Print all records exactly, leaving nothing out.

Saved entries
** Start **
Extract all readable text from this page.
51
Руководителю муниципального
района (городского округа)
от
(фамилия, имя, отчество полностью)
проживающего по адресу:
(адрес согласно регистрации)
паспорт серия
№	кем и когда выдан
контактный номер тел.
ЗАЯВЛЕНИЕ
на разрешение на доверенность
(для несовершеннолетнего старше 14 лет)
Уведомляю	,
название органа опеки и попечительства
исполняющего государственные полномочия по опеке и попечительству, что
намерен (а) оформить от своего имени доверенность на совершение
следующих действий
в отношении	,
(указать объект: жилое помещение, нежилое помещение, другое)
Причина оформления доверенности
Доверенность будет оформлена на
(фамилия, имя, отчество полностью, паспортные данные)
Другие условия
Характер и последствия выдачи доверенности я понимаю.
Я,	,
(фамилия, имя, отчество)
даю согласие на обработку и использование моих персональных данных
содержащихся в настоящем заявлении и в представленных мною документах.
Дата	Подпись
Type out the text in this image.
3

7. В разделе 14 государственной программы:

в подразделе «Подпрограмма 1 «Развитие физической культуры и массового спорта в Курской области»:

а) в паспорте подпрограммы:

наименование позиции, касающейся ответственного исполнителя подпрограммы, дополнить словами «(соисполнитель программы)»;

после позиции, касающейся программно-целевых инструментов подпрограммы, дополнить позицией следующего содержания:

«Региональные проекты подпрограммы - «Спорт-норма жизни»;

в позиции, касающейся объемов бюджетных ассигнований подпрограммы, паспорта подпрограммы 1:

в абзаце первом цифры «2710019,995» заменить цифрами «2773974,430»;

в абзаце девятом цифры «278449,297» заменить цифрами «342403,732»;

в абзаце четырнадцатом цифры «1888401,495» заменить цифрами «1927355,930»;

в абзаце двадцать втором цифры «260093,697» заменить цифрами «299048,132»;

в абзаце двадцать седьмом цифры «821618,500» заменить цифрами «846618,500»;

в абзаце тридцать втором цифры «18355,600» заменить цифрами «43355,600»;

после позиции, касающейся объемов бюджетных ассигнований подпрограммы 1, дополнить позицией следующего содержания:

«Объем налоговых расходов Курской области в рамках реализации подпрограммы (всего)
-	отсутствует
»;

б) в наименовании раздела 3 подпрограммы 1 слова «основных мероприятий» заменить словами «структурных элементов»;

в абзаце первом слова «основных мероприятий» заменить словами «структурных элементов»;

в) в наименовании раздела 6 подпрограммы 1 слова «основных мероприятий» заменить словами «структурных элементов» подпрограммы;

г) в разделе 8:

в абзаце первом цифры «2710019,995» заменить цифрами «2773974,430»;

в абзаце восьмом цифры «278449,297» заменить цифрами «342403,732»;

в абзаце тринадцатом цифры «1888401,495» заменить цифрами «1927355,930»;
** End **
_Final result_:
Extract all readable text from this page.
51
Руководителю муниципального
района (городского округа)
от
(фамилия, имя, отчество полностью)
проживающего по адресу:
(адрес согласно регистрации)
паспорт серия
№	кем и когда выдан
контактный номер тел.
ЗАЯВЛЕНИЕ
на разрешение на доверенность
(для несовершеннолетнего старше 14 лет)
Уведомляю	,
название органа опеки и попечительства
исполняющего государственные полномочия по опеке и попечительству, что
намерен (а) оформить от своего имени доверенность на совершение
следующих действий
в отношении	,
(указать объект: жилое помещение, нежилое помещение, другое)
Причина оформления доверенности
Доверенность будет оформлена на
(фамилия, имя, отчество полностью, паспортные данные)
Другие условия
Характер и последствия выдачи доверенности я понимаю.
Я,	,
(фамилия, имя, отчество)
даю согласие на обработку и использование моих персональных данных
содержащихся в настоящем заявлении и в представленных мною документах.
Дата	Подпись
Type out the text in this image.
3

7. В разделе 14 государственной программы:

в подразделе «Подпрограмма 1 «Развитие физической культуры и массового спорта в Курской области»:

а) в паспорте подпрограммы:

наименование позиции, касающейся ответственного исполнителя подпрограммы, дополнить словами «(соисполнитель программы)»;

после позиции, касающейся программно-целевых инструментов подпрограммы, дополнить позицией следующего содержания:

«Региональные проекты подпрограммы - «Спорт-норма жизни»;

в позиции, касающейся объемов бюджетных ассигнований подпрограммы, паспорта подпрограммы 1:

в абзаце первом цифры «2710019,995» заменить цифрами «2773974,430»;

в абзаце девятом цифры «278449,297» заменить цифрами «342403,732»;

в абзаце четырнадцатом цифры «1888401,495» заменить цифрами «1927355,930»;

в абзаце двадцать втором цифры «260093,697» заменить цифрами «299048,132»;

в абзаце двадцать седьмом цифры «821618,500» заменить цифрами «846618,500»;

в абзаце тридцать втором цифры «18355,600» заменить цифрами «43355,600»;

после позиции, касающейся объемов бюджетных ассигнований подпрограммы 1, дополнить позицией следующего содержания:

«Объем налоговых расходов Курской области в рамках реализации подпрограммы (всего)
-	отсутствует
»;

б) в наименовании раздела 3 подпрограммы 1 слова «основных мероприятий» заменить словами «структурных элементов»;

в абзаце первом слова «основных мероприятий» заменить словами «структурных элементов»;

в) в наименовании раздела 6 подпрограммы 1 слова «основных мероприятий» заменить словами «структурных элементов» подпрограммы;

г) в разделе 8:

в абзаце первом цифры «2710019,995» заменить цифрами «2773974,430»;

в абзаце восьмом цифры «278449,297» заменить цифрами «342403,732»;

в абзаце тринадцатом цифры «1888401,495» заменить цифрами «1927355,930»;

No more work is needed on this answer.